**THE DATA**
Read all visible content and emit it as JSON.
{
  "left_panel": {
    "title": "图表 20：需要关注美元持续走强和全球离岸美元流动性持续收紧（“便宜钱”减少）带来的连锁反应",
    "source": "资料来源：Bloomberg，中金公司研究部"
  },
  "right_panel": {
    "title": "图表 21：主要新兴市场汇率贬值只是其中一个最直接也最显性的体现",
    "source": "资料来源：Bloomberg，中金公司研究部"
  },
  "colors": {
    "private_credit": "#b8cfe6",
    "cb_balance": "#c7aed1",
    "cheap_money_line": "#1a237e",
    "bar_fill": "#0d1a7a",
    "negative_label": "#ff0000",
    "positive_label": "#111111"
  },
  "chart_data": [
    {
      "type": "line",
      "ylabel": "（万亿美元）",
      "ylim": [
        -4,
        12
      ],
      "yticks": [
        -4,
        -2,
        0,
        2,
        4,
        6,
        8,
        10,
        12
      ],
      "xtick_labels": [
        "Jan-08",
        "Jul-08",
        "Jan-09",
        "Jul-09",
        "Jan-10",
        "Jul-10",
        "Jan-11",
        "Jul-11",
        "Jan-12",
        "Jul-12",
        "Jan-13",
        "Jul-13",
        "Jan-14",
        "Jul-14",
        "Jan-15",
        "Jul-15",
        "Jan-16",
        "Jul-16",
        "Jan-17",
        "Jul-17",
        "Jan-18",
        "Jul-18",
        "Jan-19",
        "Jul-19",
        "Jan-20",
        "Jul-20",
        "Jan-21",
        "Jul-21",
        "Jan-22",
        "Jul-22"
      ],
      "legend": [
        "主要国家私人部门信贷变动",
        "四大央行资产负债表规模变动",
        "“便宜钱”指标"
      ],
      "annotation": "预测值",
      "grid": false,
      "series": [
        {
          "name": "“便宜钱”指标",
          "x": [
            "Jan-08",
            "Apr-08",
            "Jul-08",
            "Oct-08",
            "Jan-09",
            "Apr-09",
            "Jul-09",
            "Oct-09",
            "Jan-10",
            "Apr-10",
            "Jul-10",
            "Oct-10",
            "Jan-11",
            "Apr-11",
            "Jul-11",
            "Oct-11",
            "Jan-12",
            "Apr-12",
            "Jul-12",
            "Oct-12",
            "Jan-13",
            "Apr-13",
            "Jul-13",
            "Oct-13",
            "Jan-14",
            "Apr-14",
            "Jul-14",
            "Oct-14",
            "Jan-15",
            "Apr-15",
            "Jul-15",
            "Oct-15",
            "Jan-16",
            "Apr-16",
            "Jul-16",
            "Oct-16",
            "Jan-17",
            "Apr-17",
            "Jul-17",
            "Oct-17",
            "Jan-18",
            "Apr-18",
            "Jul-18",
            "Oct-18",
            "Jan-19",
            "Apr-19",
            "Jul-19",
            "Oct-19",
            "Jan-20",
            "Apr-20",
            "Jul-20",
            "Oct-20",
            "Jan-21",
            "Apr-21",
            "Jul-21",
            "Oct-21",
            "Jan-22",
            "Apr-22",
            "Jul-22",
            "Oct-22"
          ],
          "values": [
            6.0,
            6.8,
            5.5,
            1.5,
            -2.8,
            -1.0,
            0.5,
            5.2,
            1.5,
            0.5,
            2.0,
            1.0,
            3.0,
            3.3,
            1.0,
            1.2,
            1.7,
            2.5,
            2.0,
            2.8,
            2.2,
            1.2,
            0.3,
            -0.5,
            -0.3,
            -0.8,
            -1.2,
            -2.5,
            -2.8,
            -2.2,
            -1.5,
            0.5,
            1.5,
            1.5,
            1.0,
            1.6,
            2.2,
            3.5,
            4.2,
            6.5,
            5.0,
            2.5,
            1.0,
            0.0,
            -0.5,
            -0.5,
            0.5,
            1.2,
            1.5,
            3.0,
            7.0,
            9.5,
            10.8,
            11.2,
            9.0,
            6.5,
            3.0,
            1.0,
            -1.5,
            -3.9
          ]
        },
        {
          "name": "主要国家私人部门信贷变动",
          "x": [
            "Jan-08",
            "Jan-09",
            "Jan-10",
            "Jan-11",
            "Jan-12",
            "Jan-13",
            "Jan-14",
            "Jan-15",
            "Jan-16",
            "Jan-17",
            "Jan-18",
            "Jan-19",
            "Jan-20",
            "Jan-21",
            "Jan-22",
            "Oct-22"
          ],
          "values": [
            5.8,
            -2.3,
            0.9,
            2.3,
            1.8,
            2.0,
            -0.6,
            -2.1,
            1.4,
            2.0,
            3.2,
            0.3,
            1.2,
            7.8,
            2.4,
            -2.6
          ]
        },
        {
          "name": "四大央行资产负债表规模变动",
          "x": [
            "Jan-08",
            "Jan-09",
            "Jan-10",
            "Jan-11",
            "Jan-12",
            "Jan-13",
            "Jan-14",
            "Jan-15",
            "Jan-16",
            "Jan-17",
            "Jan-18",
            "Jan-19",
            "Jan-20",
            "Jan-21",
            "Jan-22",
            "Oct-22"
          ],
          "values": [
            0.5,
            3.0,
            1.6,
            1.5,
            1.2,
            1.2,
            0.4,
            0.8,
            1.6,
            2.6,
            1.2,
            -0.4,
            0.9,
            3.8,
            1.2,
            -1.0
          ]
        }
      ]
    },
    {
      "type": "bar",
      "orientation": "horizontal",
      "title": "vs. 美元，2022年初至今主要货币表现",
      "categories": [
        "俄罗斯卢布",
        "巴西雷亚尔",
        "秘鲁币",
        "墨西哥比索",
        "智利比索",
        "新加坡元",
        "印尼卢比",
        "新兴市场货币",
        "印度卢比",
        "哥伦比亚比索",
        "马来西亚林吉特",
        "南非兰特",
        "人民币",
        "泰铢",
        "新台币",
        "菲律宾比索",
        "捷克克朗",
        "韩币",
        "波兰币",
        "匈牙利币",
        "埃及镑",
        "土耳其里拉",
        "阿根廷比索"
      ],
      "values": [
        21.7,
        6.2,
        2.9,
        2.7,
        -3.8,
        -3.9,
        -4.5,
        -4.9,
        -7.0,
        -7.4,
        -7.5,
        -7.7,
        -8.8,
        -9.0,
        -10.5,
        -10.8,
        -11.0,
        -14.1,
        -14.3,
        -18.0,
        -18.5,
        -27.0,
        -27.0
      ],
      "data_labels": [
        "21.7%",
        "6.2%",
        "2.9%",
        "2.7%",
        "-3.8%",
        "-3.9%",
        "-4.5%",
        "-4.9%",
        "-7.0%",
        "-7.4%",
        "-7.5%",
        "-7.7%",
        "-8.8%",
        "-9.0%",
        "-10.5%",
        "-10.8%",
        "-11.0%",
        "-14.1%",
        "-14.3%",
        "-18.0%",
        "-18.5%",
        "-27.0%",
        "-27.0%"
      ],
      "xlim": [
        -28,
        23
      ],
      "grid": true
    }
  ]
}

**AIM**
Show every line in the entries where the string "四大央行资产负债表规模变动" occurs.

**WRITTEN ANSWER**
        "四大央行资产负债表规模变动",
          "name": "四大央行资产负债表规模变动",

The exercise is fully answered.